Your objective
Extract, verbatim, all lines starting at the one containing "Give me a plain-text" and ending with the final line of the listing, and no others.

Records supplied
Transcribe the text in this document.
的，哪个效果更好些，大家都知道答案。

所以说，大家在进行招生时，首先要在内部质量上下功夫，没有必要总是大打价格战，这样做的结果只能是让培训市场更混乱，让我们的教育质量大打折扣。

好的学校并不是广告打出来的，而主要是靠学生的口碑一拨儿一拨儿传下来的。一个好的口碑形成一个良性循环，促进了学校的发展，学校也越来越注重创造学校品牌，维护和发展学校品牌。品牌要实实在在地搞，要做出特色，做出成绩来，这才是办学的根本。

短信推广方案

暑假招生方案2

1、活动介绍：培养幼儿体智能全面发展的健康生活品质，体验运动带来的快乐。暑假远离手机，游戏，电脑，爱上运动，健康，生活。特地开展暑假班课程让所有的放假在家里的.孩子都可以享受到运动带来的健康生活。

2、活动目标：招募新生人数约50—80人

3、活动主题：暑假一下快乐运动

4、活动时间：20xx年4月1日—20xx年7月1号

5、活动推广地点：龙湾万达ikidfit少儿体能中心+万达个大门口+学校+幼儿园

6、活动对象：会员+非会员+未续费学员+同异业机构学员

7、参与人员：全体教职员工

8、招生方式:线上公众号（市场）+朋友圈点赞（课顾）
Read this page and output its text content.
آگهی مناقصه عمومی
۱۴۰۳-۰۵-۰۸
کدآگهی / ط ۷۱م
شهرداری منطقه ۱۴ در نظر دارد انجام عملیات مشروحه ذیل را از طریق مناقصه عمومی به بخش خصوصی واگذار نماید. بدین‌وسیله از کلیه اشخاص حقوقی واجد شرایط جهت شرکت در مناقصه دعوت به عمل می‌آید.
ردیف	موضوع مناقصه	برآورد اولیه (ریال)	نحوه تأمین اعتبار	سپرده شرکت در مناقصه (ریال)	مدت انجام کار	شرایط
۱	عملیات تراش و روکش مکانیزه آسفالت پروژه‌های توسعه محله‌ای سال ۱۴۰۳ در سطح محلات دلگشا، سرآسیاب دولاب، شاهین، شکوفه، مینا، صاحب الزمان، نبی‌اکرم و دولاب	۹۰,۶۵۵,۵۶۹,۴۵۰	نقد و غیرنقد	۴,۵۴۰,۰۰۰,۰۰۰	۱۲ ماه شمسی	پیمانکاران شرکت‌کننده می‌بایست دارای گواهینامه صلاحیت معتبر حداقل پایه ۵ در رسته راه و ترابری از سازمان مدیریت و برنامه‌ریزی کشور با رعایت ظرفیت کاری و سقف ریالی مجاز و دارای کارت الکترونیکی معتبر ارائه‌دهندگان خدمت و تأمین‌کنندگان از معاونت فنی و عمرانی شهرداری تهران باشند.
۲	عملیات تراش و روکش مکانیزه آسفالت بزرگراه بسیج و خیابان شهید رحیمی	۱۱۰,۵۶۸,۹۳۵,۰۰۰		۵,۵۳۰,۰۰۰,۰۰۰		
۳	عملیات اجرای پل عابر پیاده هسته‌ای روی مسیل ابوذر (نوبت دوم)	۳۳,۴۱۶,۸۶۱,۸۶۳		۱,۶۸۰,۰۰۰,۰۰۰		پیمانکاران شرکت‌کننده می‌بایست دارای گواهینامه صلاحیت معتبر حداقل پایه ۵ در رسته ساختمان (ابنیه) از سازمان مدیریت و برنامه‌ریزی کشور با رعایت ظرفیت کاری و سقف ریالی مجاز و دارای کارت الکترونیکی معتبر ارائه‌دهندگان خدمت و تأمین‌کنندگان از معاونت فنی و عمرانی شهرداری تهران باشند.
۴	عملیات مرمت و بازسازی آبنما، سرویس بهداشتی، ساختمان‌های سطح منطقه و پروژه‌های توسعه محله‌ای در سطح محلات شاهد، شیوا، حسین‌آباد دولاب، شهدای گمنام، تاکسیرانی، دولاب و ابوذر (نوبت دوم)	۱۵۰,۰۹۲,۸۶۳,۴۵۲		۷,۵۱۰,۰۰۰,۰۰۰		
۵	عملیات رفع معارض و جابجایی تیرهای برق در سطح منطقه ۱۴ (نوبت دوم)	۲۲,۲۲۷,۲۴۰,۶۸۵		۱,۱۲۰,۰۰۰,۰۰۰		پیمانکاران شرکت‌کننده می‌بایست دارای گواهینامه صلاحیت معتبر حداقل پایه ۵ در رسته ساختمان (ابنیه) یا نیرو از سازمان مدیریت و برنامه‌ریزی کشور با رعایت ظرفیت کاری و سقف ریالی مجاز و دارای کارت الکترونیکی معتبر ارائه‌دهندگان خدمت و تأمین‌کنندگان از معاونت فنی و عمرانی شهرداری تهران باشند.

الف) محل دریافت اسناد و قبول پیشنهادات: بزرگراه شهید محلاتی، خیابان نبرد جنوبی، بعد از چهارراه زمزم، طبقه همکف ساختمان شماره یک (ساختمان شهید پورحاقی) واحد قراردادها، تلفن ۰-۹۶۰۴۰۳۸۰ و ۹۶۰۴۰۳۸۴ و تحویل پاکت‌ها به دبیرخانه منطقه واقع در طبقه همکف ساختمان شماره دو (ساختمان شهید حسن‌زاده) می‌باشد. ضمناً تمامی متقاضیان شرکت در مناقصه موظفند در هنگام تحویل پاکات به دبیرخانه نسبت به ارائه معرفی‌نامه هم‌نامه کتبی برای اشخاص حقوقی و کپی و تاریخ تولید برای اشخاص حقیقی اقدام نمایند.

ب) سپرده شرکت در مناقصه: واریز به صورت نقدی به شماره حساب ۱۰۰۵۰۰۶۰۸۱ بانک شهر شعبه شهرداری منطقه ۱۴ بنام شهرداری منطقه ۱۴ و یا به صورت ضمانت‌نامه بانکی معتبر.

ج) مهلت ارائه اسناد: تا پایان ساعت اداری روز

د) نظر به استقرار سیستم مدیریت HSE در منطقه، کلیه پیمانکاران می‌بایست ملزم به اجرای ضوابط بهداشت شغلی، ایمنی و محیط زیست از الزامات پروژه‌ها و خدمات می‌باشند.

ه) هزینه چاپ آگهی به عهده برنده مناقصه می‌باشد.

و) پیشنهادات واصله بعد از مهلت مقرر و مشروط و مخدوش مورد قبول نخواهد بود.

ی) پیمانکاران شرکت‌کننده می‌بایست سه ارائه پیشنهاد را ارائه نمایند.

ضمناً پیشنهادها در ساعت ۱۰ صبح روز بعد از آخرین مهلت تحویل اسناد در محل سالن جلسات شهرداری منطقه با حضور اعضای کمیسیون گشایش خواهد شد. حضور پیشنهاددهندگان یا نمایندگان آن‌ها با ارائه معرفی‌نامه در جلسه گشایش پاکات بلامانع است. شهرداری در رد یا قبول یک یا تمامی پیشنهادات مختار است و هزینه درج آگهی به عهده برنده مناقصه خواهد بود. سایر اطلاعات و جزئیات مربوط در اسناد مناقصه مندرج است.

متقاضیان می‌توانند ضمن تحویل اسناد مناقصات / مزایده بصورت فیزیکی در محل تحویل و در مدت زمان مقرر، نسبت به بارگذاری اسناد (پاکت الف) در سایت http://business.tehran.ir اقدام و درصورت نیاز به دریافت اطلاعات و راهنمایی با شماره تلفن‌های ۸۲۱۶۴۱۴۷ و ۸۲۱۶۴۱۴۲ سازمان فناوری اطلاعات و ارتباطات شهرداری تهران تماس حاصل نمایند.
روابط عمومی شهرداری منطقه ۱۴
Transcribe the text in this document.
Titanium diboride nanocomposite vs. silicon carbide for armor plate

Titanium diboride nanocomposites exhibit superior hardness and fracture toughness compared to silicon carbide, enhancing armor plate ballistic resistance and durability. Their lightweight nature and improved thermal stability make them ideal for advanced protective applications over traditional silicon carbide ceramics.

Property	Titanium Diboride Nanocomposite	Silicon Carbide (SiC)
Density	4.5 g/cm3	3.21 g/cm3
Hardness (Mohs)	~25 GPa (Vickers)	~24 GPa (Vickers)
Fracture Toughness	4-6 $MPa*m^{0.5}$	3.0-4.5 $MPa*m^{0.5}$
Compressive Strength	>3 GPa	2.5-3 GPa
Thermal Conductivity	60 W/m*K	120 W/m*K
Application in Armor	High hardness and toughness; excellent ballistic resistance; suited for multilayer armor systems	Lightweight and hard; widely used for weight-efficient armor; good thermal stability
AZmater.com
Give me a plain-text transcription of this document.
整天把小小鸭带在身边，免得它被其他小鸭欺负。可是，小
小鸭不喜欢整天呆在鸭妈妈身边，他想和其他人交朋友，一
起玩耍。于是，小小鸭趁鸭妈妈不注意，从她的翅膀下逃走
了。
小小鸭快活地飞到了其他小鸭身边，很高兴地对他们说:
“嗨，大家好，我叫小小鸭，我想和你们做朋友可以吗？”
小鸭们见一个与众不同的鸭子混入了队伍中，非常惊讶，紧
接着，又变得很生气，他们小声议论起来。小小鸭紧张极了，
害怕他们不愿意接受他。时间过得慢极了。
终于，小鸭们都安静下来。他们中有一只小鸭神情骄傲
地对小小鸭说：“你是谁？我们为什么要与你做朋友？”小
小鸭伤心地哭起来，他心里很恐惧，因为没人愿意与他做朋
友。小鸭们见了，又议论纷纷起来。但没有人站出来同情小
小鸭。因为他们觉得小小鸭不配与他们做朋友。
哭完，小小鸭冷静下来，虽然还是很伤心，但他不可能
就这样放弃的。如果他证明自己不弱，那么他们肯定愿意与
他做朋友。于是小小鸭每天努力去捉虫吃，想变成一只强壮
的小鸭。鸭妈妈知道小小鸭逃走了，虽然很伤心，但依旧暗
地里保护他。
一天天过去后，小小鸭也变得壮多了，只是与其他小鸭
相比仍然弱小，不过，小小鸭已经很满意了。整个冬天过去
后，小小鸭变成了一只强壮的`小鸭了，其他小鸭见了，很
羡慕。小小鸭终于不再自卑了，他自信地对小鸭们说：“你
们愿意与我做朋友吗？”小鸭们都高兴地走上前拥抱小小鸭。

Result of the task
Give me a plain-text transcription of this document.
整天把小小鸭带在身边，免得它被其他小鸭欺负。可是，小
小鸭不喜欢整天呆在鸭妈妈身边，他想和其他人交朋友，一
起玩耍。于是，小小鸭趁鸭妈妈不注意，从她的翅膀下逃走
了。
小小鸭快活地飞到了其他小鸭身边，很高兴地对他们说:
“嗨，大家好，我叫小小鸭，我想和你们做朋友可以吗？”
小鸭们见一个与众不同的鸭子混入了队伍中，非常惊讶，紧
接着，又变得很生气，他们小声议论起来。小小鸭紧张极了，
害怕他们不愿意接受他。时间过得慢极了。
终于，小鸭们都安静下来。他们中有一只小鸭神情骄傲
地对小小鸭说：“你是谁？我们为什么要与你做朋友？”小
小鸭伤心地哭起来，他心里很恐惧，因为没人愿意与他做朋
友。小鸭们见了，又议论纷纷起来。但没有人站出来同情小
小鸭。因为他们觉得小小鸭不配与他们做朋友。
哭完，小小鸭冷静下来，虽然还是很伤心，但他不可能
就这样放弃的。如果他证明自己不弱，那么他们肯定愿意与
他做朋友。于是小小鸭每天努力去捉虫吃，想变成一只强壮
的小鸭。鸭妈妈知道小小鸭逃走了，虽然很伤心，但依旧暗
地里保护他。
一天天过去后，小小鸭也变得壮多了，只是与其他小鸭
相比仍然弱小，不过，小小鸭已经很满意了。整个冬天过去
后，小小鸭变成了一只强壮的`小鸭了，其他小鸭见了，很
羡慕。小小鸭终于不再自卑了，他自信地对小鸭们说：“你
们愿意与我做朋友吗？”小鸭们都高兴地走上前拥抱小小鸭。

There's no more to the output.